-- BEGIN --

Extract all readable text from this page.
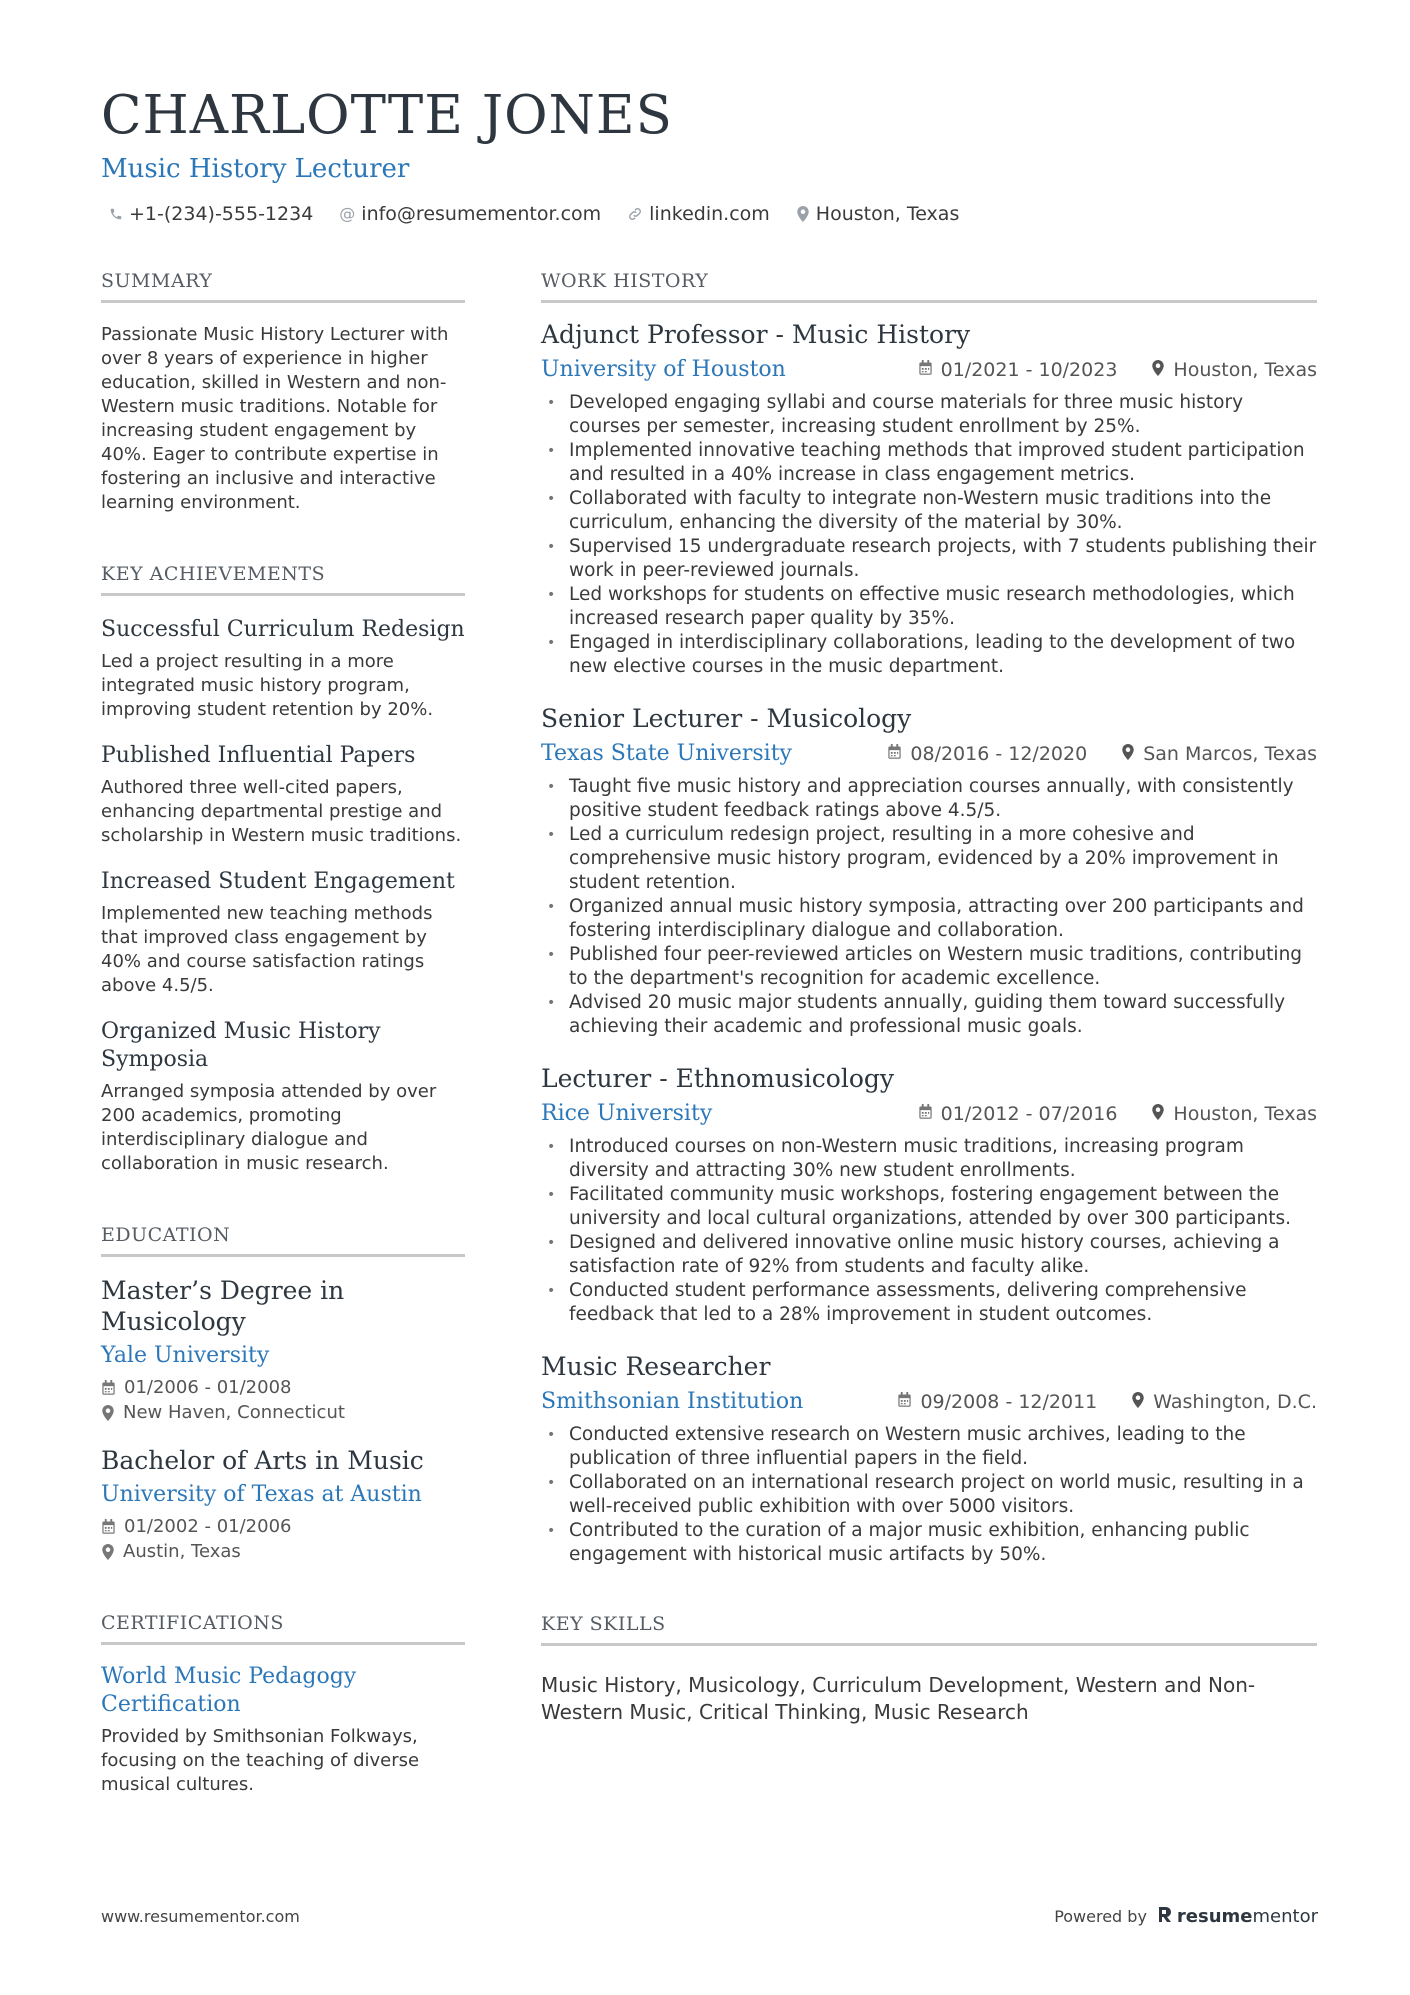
CHARLOTTE JONES
Music History Lecturer
+1-(234)-555-1234 @ info@resumementor.com	linkedin.com Houston, Texas
SUMMARY
Passionate Music History Lecturer with over 8 years of experience in higher education, skilled in Western and non-Western music traditions. Notable for increasing student engagement by 40%. Eager to contribute expertise in fostering an inclusive and interactive learning environment.
KEY ACHIEVEMENTS
Successful Curriculum Redesign
Led a project resulting in a more integrated music history program, improving student retention by 20%.
Published Influential Papers
Authored three well-cited papers, enhancing departmental prestige and scholarship in Western music traditions.
Increased Student Engagement
Implemented new teaching methods that improved class engagement by 40% and course satisfaction ratings above 4.5/5.
Organized Music History Symposia
Arranged symposia attended by over 200 academics, promoting interdisciplinary dialogue and collaboration in music research.
EDUCATION
Master’s Degree in Musicology
Yale University
01/2006 - 01/2008
New Haven, Connecticut
Bachelor of Arts in Music
University of Texas at Austin
01/2002 - 01/2006
Austin, Texas
CERTIFICATIONS
World Music Pedagogy Certification
Provided by Smithsonian Folkways, focusing on the teaching of diverse musical cultures.
WORK HISTORY
Adjunct Professor - Music History
University of Houston	01/2021 - 10/2023	Houston, Texas
• Developed engaging syllabi and course materials for three music history courses per semester, increasing student enrollment by 25%.
• Implemented innovative teaching methods that improved student participation and resulted in a 40% increase in class engagement metrics.
• Collaborated with faculty to integrate non-Western music traditions into the curriculum, enhancing the diversity of the material by 30%.
• Supervised 15 undergraduate research projects, with 7 students publishing their work in peer-reviewed journals.
• Led workshops for students on effective music research methodologies, which increased research paper quality by 35%.
• Engaged in interdisciplinary collaborations, leading to the development of two new elective courses in the music department.
Senior Lecturer - Musicology
Texas State University	08/2016 - 12/2020	San Marcos, Texas
• Taught five music history and appreciation courses annually, with consistently positive student feedback ratings above 4.5/5.
• Led a curriculum redesign project, resulting in a more cohesive and comprehensive music history program, evidenced by a 20% improvement in student retention.
• Organized annual music history symposia, attracting over 200 participants and fostering interdisciplinary dialogue and collaboration.
• Published four peer-reviewed articles on Western music traditions, contributing to the department's recognition for academic excellence.
• Advised 20 music major students annually, guiding them toward successfully achieving their academic and professional music goals.
Lecturer - Ethnomusicology
Rice University	01/2012 - 07/2016	Houston, Texas
• Introduced courses on non-Western music traditions, increasing program diversity and attracting 30% new student enrollments.
• Facilitated community music workshops, fostering engagement between the university and local cultural organizations, attended by over 300 participants.
• Designed and delivered innovative online music history courses, achieving a satisfaction rate of 92% from students and faculty alike.
• Conducted student performance assessments, delivering comprehensive feedback that led to a 28% improvement in student outcomes.
Music Researcher
Smithsonian Institution	09/2008 - 12/2011	Washington, D.C.
• Conducted extensive research on Western music archives, leading to the publication of three influential papers in the field.
• Collaborated on an international research project on world music, resulting in a well-received public exhibition with over 5000 visitors.
• Contributed to the curation of a major music exhibition, enhancing public engagement with historical music artifacts by 50%.
KEY SKILLS
Music History, Musicology, Curriculum Development, Western and Non-Western Music, Critical Thinking, Music Research
www.resumementor.com	Powered by resume mentor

-- END --

• _Work to be completed_
In the entries above, identify every line with the string "program".

• _Output of the task_
Led a project resulting in a more integrated music history program, improving student retention by 20%.
• Led a curriculum redesign project, resulting in a more cohesive and comprehensive music history program, evidenced by a 20% improvement in student retention.
• Introduced courses on non-Western music traditions, increasing program diversity and attracting 30% new student enrollments.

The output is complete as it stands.